---------- Recorded information

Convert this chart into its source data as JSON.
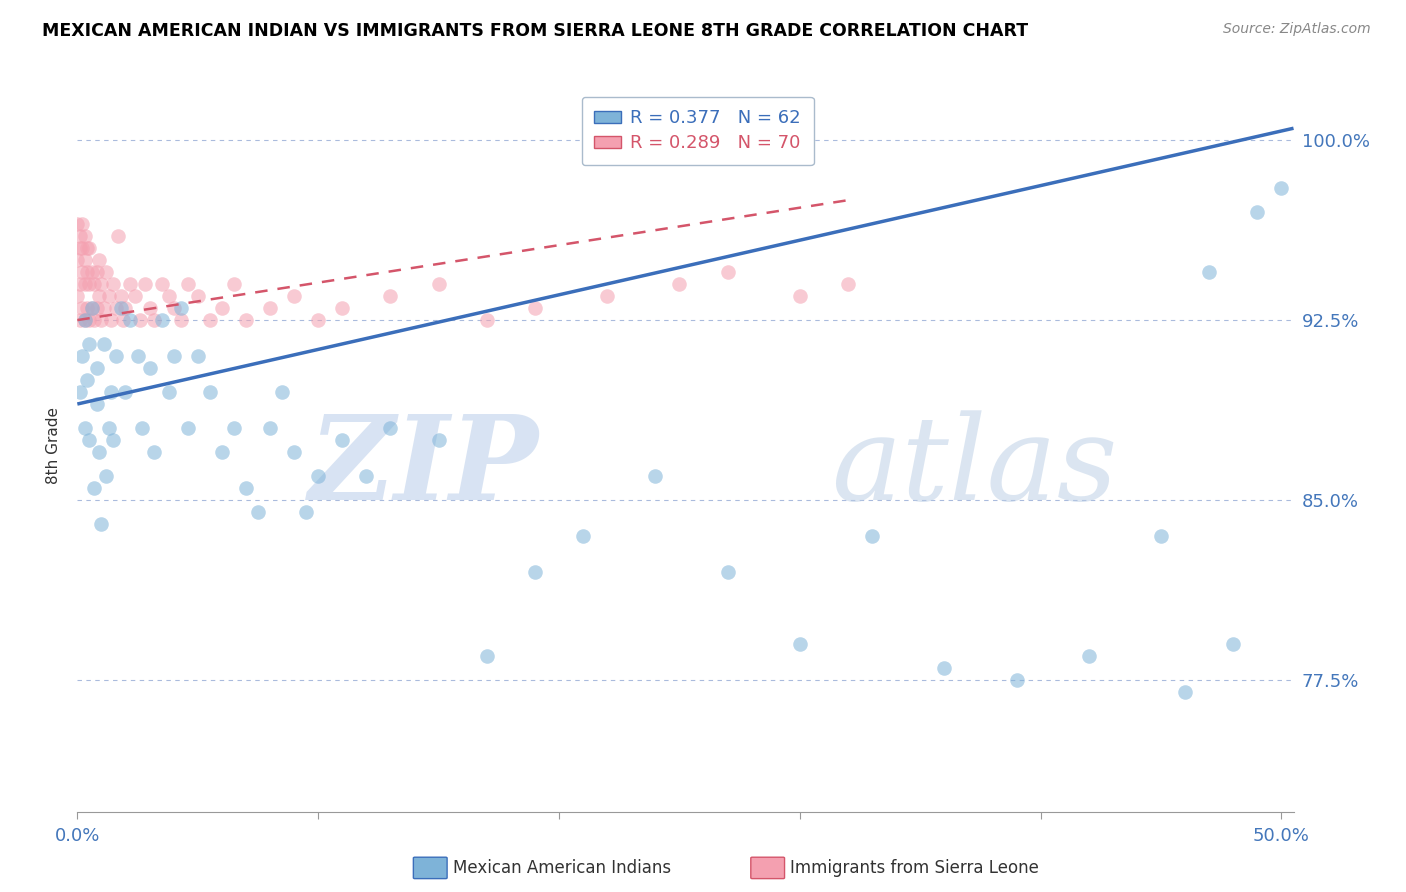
{
  "title": "MEXICAN AMERICAN INDIAN VS IMMIGRANTS FROM SIERRA LEONE 8TH GRADE CORRELATION CHART",
  "source": "Source: ZipAtlas.com",
  "ylabel": "8th Grade",
  "y_ticks": [
    0.775,
    0.85,
    0.925,
    1.0
  ],
  "y_tick_labels": [
    "77.5%",
    "85.0%",
    "92.5%",
    "100.0%"
  ],
  "y_min": 0.72,
  "y_max": 1.025,
  "x_min": 0.0,
  "x_max": 0.505,
  "blue_R": 0.377,
  "blue_N": 62,
  "pink_R": 0.289,
  "pink_N": 70,
  "blue_color": "#7EB3D8",
  "pink_color": "#F4A0B0",
  "blue_line_color": "#3B6EBA",
  "pink_line_color": "#D4556A",
  "watermark_zip": "ZIP",
  "watermark_atlas": "atlas",
  "legend_blue": "Mexican American Indians",
  "legend_pink": "Immigrants from Sierra Leone",
  "blue_x": [
    0.001,
    0.002,
    0.003,
    0.003,
    0.004,
    0.005,
    0.005,
    0.006,
    0.007,
    0.008,
    0.008,
    0.009,
    0.01,
    0.011,
    0.012,
    0.013,
    0.014,
    0.015,
    0.016,
    0.018,
    0.02,
    0.022,
    0.025,
    0.027,
    0.03,
    0.032,
    0.035,
    0.038,
    0.04,
    0.043,
    0.046,
    0.05,
    0.055,
    0.06,
    0.065,
    0.07,
    0.075,
    0.08,
    0.085,
    0.09,
    0.095,
    0.1,
    0.11,
    0.12,
    0.13,
    0.15,
    0.17,
    0.19,
    0.21,
    0.24,
    0.27,
    0.3,
    0.33,
    0.36,
    0.39,
    0.42,
    0.45,
    0.47,
    0.49,
    0.5,
    0.48,
    0.46
  ],
  "blue_y": [
    0.895,
    0.91,
    0.88,
    0.925,
    0.9,
    0.915,
    0.875,
    0.93,
    0.855,
    0.89,
    0.905,
    0.87,
    0.84,
    0.915,
    0.86,
    0.88,
    0.895,
    0.875,
    0.91,
    0.93,
    0.895,
    0.925,
    0.91,
    0.88,
    0.905,
    0.87,
    0.925,
    0.895,
    0.91,
    0.93,
    0.88,
    0.91,
    0.895,
    0.87,
    0.88,
    0.855,
    0.845,
    0.88,
    0.895,
    0.87,
    0.845,
    0.86,
    0.875,
    0.86,
    0.88,
    0.875,
    0.785,
    0.82,
    0.835,
    0.86,
    0.82,
    0.79,
    0.835,
    0.78,
    0.775,
    0.785,
    0.835,
    0.945,
    0.97,
    0.98,
    0.79,
    0.77
  ],
  "pink_x": [
    0.0,
    0.0,
    0.0,
    0.001,
    0.001,
    0.001,
    0.001,
    0.002,
    0.002,
    0.002,
    0.002,
    0.003,
    0.003,
    0.003,
    0.003,
    0.004,
    0.004,
    0.004,
    0.005,
    0.005,
    0.005,
    0.006,
    0.006,
    0.007,
    0.007,
    0.008,
    0.008,
    0.009,
    0.009,
    0.01,
    0.01,
    0.011,
    0.012,
    0.013,
    0.014,
    0.015,
    0.016,
    0.017,
    0.018,
    0.019,
    0.02,
    0.022,
    0.024,
    0.026,
    0.028,
    0.03,
    0.032,
    0.035,
    0.038,
    0.04,
    0.043,
    0.046,
    0.05,
    0.055,
    0.06,
    0.065,
    0.07,
    0.08,
    0.09,
    0.1,
    0.11,
    0.13,
    0.15,
    0.17,
    0.19,
    0.22,
    0.25,
    0.27,
    0.3,
    0.32
  ],
  "pink_y": [
    0.935,
    0.95,
    0.965,
    0.925,
    0.94,
    0.955,
    0.96,
    0.93,
    0.945,
    0.955,
    0.965,
    0.925,
    0.94,
    0.95,
    0.96,
    0.93,
    0.945,
    0.955,
    0.925,
    0.94,
    0.955,
    0.93,
    0.945,
    0.925,
    0.94,
    0.93,
    0.945,
    0.935,
    0.95,
    0.925,
    0.94,
    0.93,
    0.945,
    0.935,
    0.925,
    0.94,
    0.93,
    0.96,
    0.935,
    0.925,
    0.93,
    0.94,
    0.935,
    0.925,
    0.94,
    0.93,
    0.925,
    0.94,
    0.935,
    0.93,
    0.925,
    0.94,
    0.935,
    0.925,
    0.93,
    0.94,
    0.925,
    0.93,
    0.935,
    0.925,
    0.93,
    0.935,
    0.94,
    0.925,
    0.93,
    0.935,
    0.94,
    0.945,
    0.935,
    0.94
  ],
  "blue_line_x0": 0.0,
  "blue_line_x1": 0.505,
  "blue_line_y0": 0.89,
  "blue_line_y1": 1.005,
  "pink_line_x0": 0.0,
  "pink_line_x1": 0.32,
  "pink_line_y0": 0.925,
  "pink_line_y1": 0.975
}
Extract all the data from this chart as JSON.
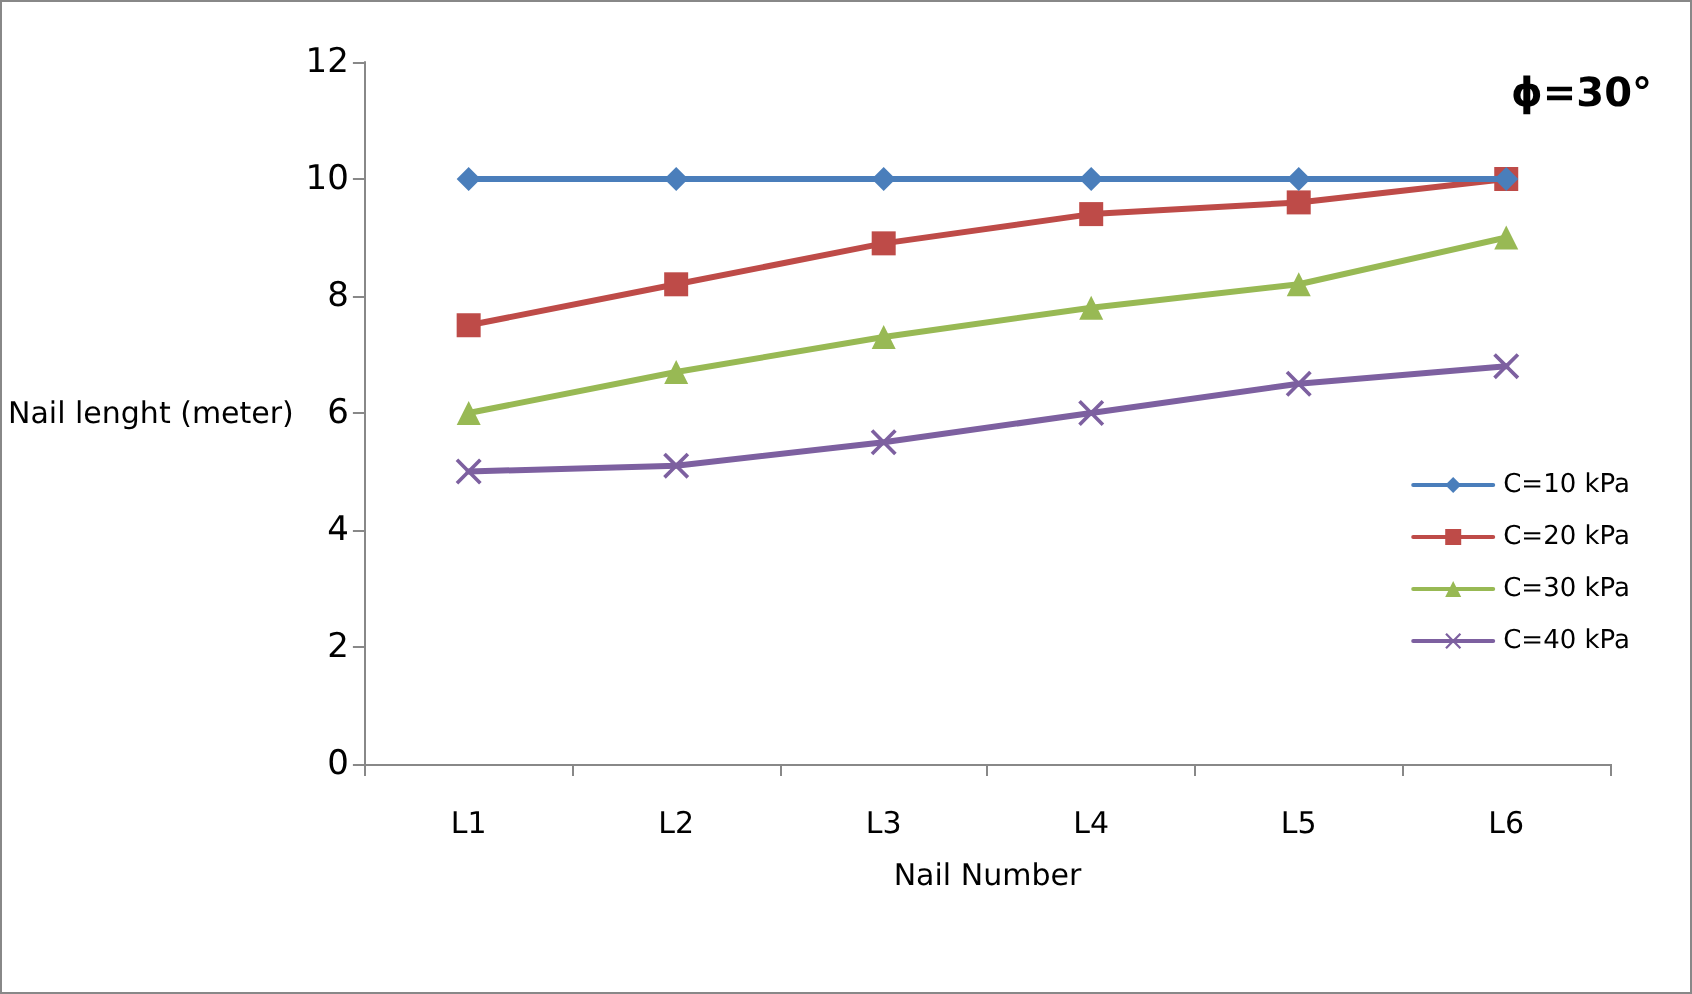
{
  "chart_data": {
    "type": "line",
    "title": "ϕ=30°",
    "xlabel": "Nail Number",
    "ylabel": "Nail lenght (meter)",
    "categories": [
      "L1",
      "L2",
      "L3",
      "L4",
      "L5",
      "L6"
    ],
    "series": [
      {
        "name": "C=10 kPa",
        "color": "#4a7ebb",
        "marker": "diamond",
        "values": [
          10,
          10,
          10,
          10,
          10,
          10
        ]
      },
      {
        "name": "C=20 kPa",
        "color": "#be4b48",
        "marker": "square",
        "values": [
          7.5,
          8.2,
          8.9,
          9.4,
          9.6,
          10
        ]
      },
      {
        "name": "C=30 kPa",
        "color": "#98b954",
        "marker": "triangle",
        "values": [
          6.0,
          6.7,
          7.3,
          7.8,
          8.2,
          9.0
        ]
      },
      {
        "name": "C=40 kPa",
        "color": "#7d60a0",
        "marker": "cross",
        "values": [
          5.0,
          5.1,
          5.5,
          6.0,
          6.5,
          6.8
        ]
      }
    ],
    "ylim": [
      0,
      12
    ],
    "yticks": [
      0,
      2,
      4,
      6,
      8,
      10,
      12
    ],
    "grid": false,
    "legend": "right",
    "line_style": "solid"
  }
}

--------------------

**Set exercise:**
Filter the records above and return every line that holds the word "source".

**Result for this task:**
Convert this chart into its source data as JSON.
  "source": "Source: ZipAtlas.com",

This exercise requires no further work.